▶ Given data:
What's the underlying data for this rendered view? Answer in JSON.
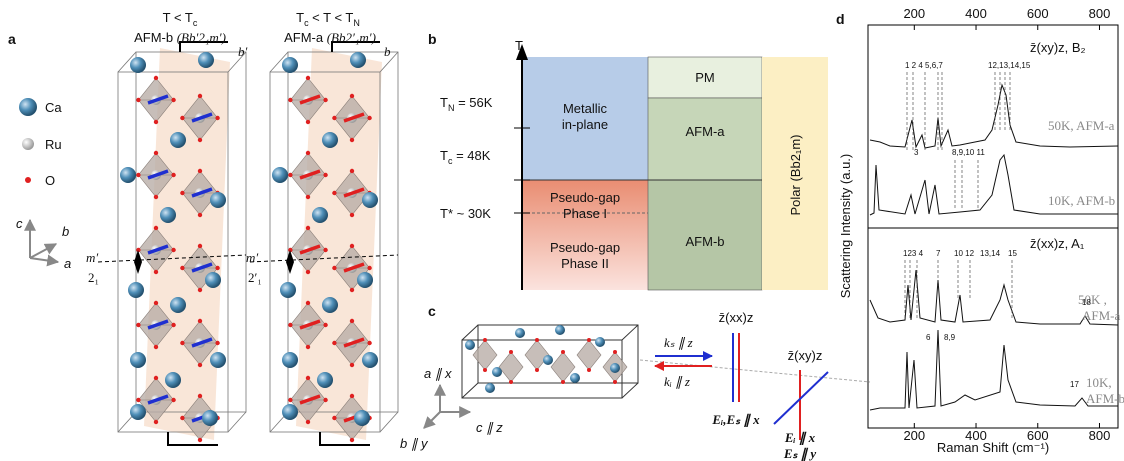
{
  "panel_a": {
    "label": "a",
    "legend": [
      "Ca",
      "Ru",
      "O"
    ],
    "axes": [
      "c",
      "b",
      "a"
    ],
    "structures": [
      {
        "temp": [
          "T < T",
          "c"
        ],
        "phase": "AFM-b",
        "group": "(Bb′2₁m′)",
        "axis": "b′",
        "mirror": "m′",
        "screw": "2₁"
      },
      {
        "temp": [
          "T",
          "c",
          " < T < T",
          "N"
        ],
        "phase": "AFM-a",
        "group": "(Bb2′₁m′)",
        "axis": "b",
        "mirror": "m′",
        "screw": "2′₁"
      }
    ]
  },
  "panel_b": {
    "label": "b",
    "axis": "T",
    "temps": [
      [
        "T",
        "N",
        " = 56K"
      ],
      [
        "T",
        "c",
        " = 48K"
      ],
      [
        "T* ~ 30K"
      ]
    ],
    "metallic": [
      "Metallic",
      "in-plane"
    ],
    "pg1": [
      "Pseudo-gap",
      "Phase I"
    ],
    "pg2": [
      "Pseudo-gap",
      "Phase II"
    ],
    "pm": "PM",
    "afm_a": "AFM-a",
    "afm_b": "AFM-b",
    "polar": "Polar (Bb2₁m)"
  },
  "panel_c": {
    "label": "c",
    "axes": [
      "a ∥ x",
      "b ∥ y",
      "c ∥ z"
    ],
    "ks": "kₛ ∥ z",
    "ki": "kᵢ ∥ z",
    "config1": {
      "geometry": "z̄(xx)z",
      "pol": "Eᵢ,Eₛ ∥ x"
    },
    "config2": {
      "geometry": "z̄(xy)z",
      "pol_i": "Eᵢ ∥ x",
      "pol_s": "Eₛ ∥ y"
    }
  },
  "panel_d": {
    "label": "d",
    "xlim": [
      50,
      860
    ],
    "xticks": [
      200,
      400,
      600,
      800
    ],
    "xlabel": "Raman Shift (cm⁻¹)",
    "ylabel": "Scattering Intensity (a.u.)",
    "top": {
      "geometry": "z̄(xy)z, B₂",
      "traces": [
        "50K, AFM-a",
        "10K, AFM-b"
      ],
      "peaks": [
        "1 2 4 5,6,7",
        "12,13,14,15",
        "3",
        "8,9,10 11"
      ]
    },
    "bottom": {
      "geometry": "z̄(xx)z, A₁",
      "traces": [
        [
          "50K ,",
          "AFM-a"
        ],
        [
          "10K,",
          "AFM-b"
        ]
      ],
      "peaks": [
        "123 4",
        "7",
        "10 12",
        "13,14",
        "15",
        "18",
        "6",
        "8,9",
        "17"
      ]
    }
  }
}
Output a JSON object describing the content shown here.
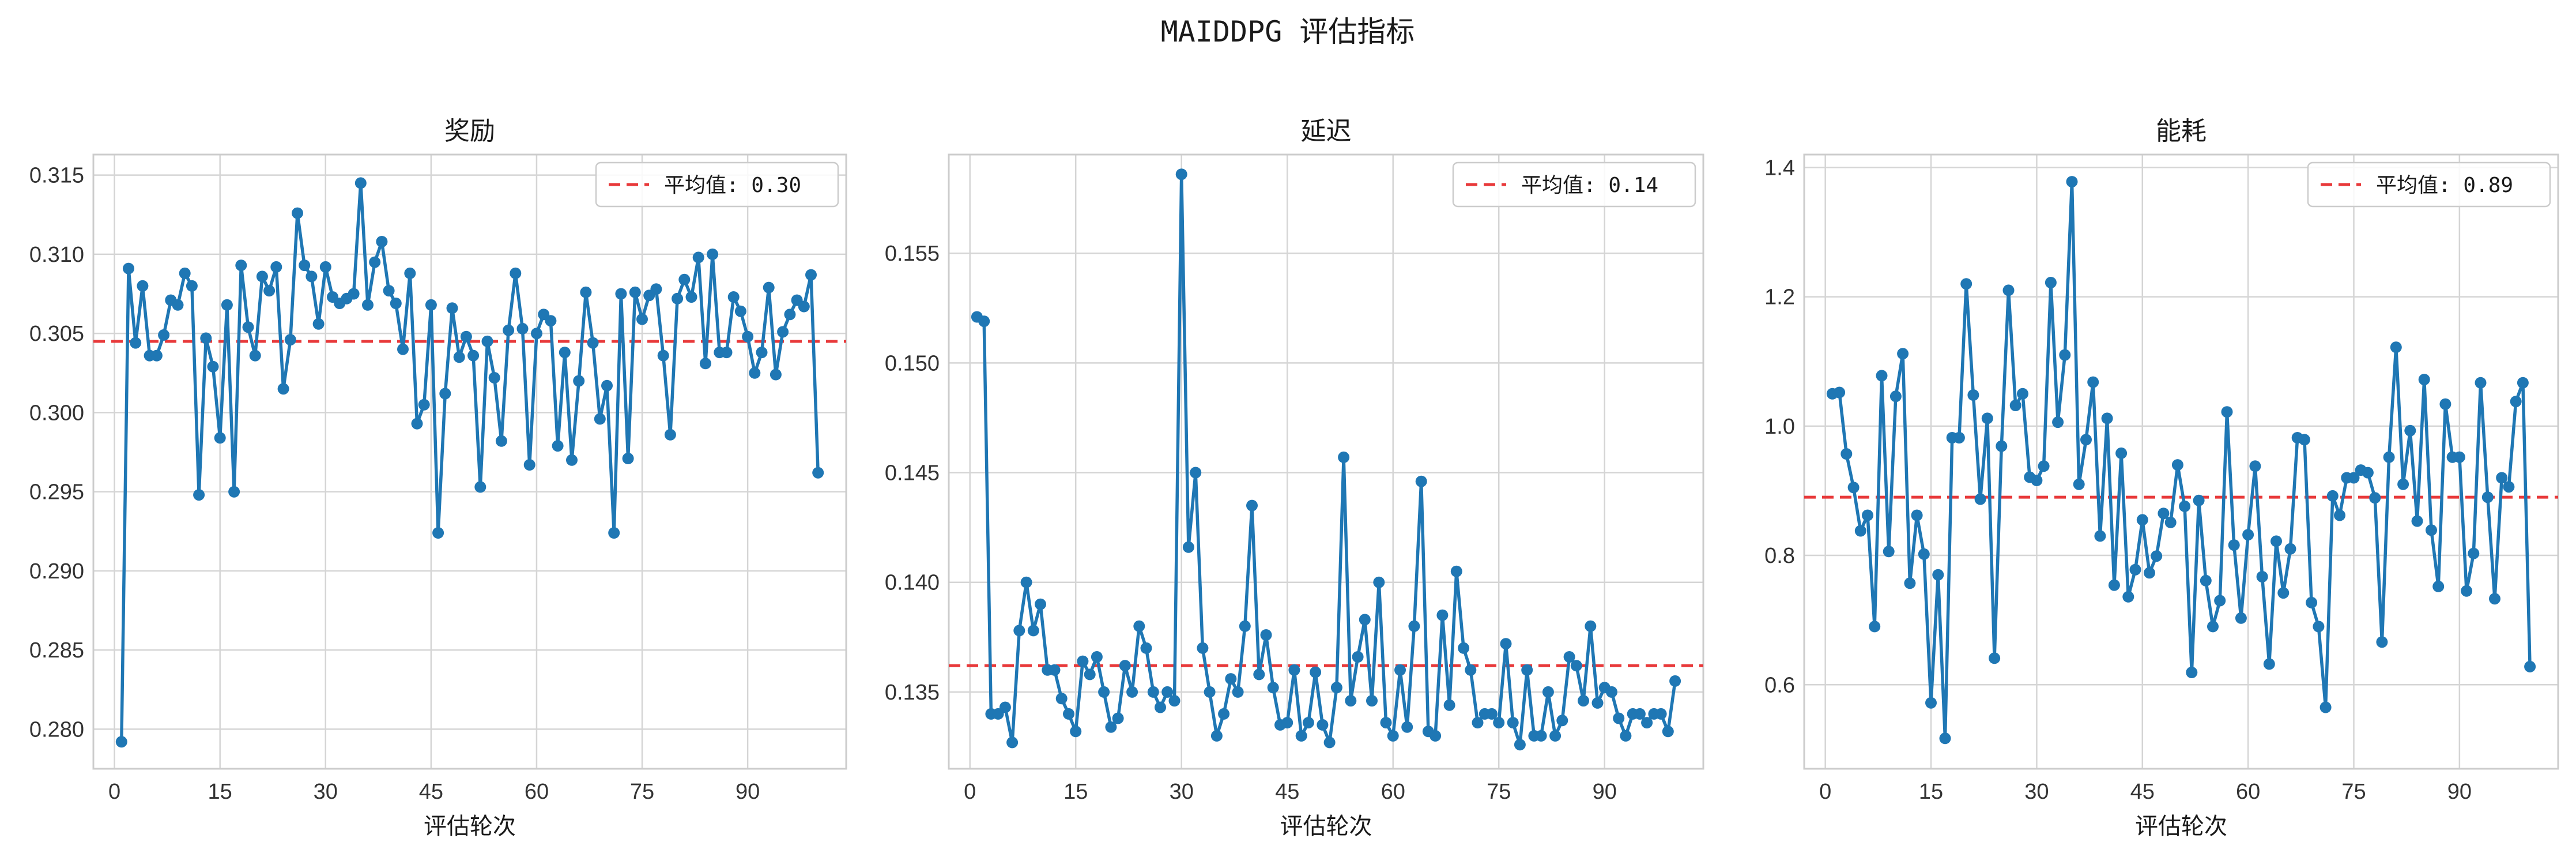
{
  "figure": {
    "suptitle": "MAIDDPG 评估指标"
  },
  "colors": {
    "line": "#1f77b4",
    "mean": "#e8393a",
    "grid": "#d5d5d5",
    "frame": "#cccccc"
  },
  "chart_data": [
    {
      "type": "line",
      "title": "奖励",
      "xlabel": "评估轮次",
      "ylabel": "",
      "xlim": [
        -3,
        104
      ],
      "ylim": [
        0.2775,
        0.3163
      ],
      "xticks": [
        0,
        15,
        30,
        45,
        60,
        75,
        90
      ],
      "yticks": [
        0.28,
        0.285,
        0.29,
        0.295,
        0.3,
        0.305,
        0.31,
        0.315
      ],
      "ytick_decimals": 3,
      "mean_value": 0.3045,
      "legend_label": "平均值: 0.30",
      "legend_position": "top-right",
      "grid": true,
      "series": [
        {
          "x_start": 1,
          "values": [
            0.2792,
            0.3091,
            0.3044,
            0.308,
            0.3036,
            0.3036,
            0.3049,
            0.3071,
            0.3068,
            0.3088,
            0.308,
            0.2948,
            0.3047,
            0.3029,
            0.2984,
            0.3068,
            0.295,
            0.3093,
            0.3054,
            0.3036,
            0.3086,
            0.3077,
            0.3092,
            0.3015,
            0.3046,
            0.3126,
            0.3093,
            0.3086,
            0.3056,
            0.3092,
            0.3073,
            0.3069,
            0.3072,
            0.3075,
            0.3145,
            0.3068,
            0.3095,
            0.3108,
            0.3077,
            0.3069,
            0.304,
            0.3088,
            0.2993,
            0.3005,
            0.3068,
            0.2924,
            0.3012,
            0.3066,
            0.3035,
            0.3048,
            0.3036,
            0.2953,
            0.3045,
            0.3022,
            0.2982,
            0.3052,
            0.3088,
            0.3053,
            0.2967,
            0.305,
            0.3062,
            0.3058,
            0.2979,
            0.3038,
            0.297,
            0.302,
            0.3076,
            0.3044,
            0.2996,
            0.3017,
            0.2924,
            0.3075,
            0.2971,
            0.3076,
            0.3059,
            0.3074,
            0.3078,
            0.3036,
            0.2986,
            0.3072,
            0.3084,
            0.3073,
            0.3098,
            0.3031,
            0.31,
            0.3038,
            0.3038,
            0.3073,
            0.3064,
            0.3048,
            0.3025,
            0.3038,
            0.3079,
            0.3024,
            0.3051,
            0.3062,
            0.3071,
            0.3067,
            0.3087,
            0.2962
          ]
        }
      ]
    },
    {
      "type": "line",
      "title": "延迟",
      "xlabel": "评估轮次",
      "ylabel": "",
      "xlim": [
        -3,
        104
      ],
      "ylim": [
        0.1315,
        0.1595
      ],
      "xticks": [
        0,
        15,
        30,
        45,
        60,
        75,
        90
      ],
      "yticks": [
        0.135,
        0.14,
        0.145,
        0.15,
        0.155
      ],
      "ytick_decimals": 3,
      "mean_value": 0.1362,
      "legend_label": "平均值: 0.14",
      "legend_position": "top-right",
      "grid": true,
      "series": [
        {
          "x_start": 1,
          "values": [
            0.1521,
            0.1519,
            0.134,
            0.134,
            0.1343,
            0.1327,
            0.1378,
            0.14,
            0.1378,
            0.139,
            0.136,
            0.136,
            0.1347,
            0.134,
            0.1332,
            0.1364,
            0.1358,
            0.1366,
            0.135,
            0.1334,
            0.1338,
            0.1362,
            0.135,
            0.138,
            0.137,
            0.135,
            0.1343,
            0.135,
            0.1346,
            0.1586,
            0.1416,
            0.145,
            0.137,
            0.135,
            0.133,
            0.134,
            0.1356,
            0.135,
            0.138,
            0.1435,
            0.1358,
            0.1376,
            0.1352,
            0.1335,
            0.1336,
            0.136,
            0.133,
            0.1336,
            0.1359,
            0.1335,
            0.1327,
            0.1352,
            0.1457,
            0.1346,
            0.1366,
            0.1383,
            0.1346,
            0.14,
            0.1336,
            0.133,
            0.136,
            0.1334,
            0.138,
            0.1446,
            0.1332,
            0.133,
            0.1385,
            0.1344,
            0.1405,
            0.137,
            0.136,
            0.1336,
            0.134,
            0.134,
            0.1336,
            0.1372,
            0.1336,
            0.1326,
            0.136,
            0.133,
            0.133,
            0.135,
            0.133,
            0.1337,
            0.1366,
            0.1362,
            0.1346,
            0.138,
            0.1345,
            0.1352,
            0.135,
            0.1338,
            0.133,
            0.134,
            0.134,
            0.1336,
            0.134,
            0.134,
            0.1332,
            0.1355
          ]
        }
      ]
    },
    {
      "type": "line",
      "title": "能耗",
      "xlabel": "评估轮次",
      "ylabel": "",
      "xlim": [
        -3,
        104
      ],
      "ylim": [
        0.47,
        1.42
      ],
      "xticks": [
        0,
        15,
        30,
        45,
        60,
        75,
        90
      ],
      "yticks": [
        0.6,
        0.8,
        1.0,
        1.2,
        1.4
      ],
      "ytick_decimals": 1,
      "mean_value": 0.89,
      "legend_label": "平均值: 0.89",
      "legend_position": "top-right",
      "grid": true,
      "series": [
        {
          "x_start": 1,
          "values": [
            1.05,
            1.052,
            0.957,
            0.905,
            0.838,
            0.862,
            0.69,
            1.078,
            0.806,
            1.046,
            1.112,
            0.757,
            0.862,
            0.802,
            0.572,
            0.77,
            0.517,
            0.982,
            0.982,
            1.22,
            1.048,
            0.887,
            1.012,
            0.641,
            0.969,
            1.21,
            1.032,
            1.05,
            0.921,
            0.916,
            0.938,
            1.222,
            1.006,
            1.11,
            1.378,
            0.91,
            0.979,
            1.068,
            0.83,
            1.012,
            0.754,
            0.958,
            0.736,
            0.778,
            0.855,
            0.773,
            0.799,
            0.865,
            0.851,
            0.94,
            0.876,
            0.619,
            0.885,
            0.761,
            0.69,
            0.73,
            1.022,
            0.816,
            0.703,
            0.832,
            0.938,
            0.767,
            0.632,
            0.822,
            0.742,
            0.81,
            0.982,
            0.979,
            0.727,
            0.69,
            0.565,
            0.892,
            0.862,
            0.92,
            0.92,
            0.932,
            0.928,
            0.889,
            0.666,
            0.952,
            1.122,
            0.91,
            0.993,
            0.853,
            1.072,
            0.839,
            0.752,
            1.034,
            0.952,
            0.952,
            0.745,
            0.803,
            1.067,
            0.89,
            0.733,
            0.92,
            0.906,
            1.038,
            1.067,
            0.628
          ]
        }
      ]
    }
  ]
}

▶ Required task: From the entries above, pull out each line that includes "geometry".

▶ Response below:
      "geometry": "z̄(xx)z",
      "geometry": "z̄(xy)z",
      "geometry": "z̄(xy)z, B₂",
      "geometry": "z̄(xx)z, A₁",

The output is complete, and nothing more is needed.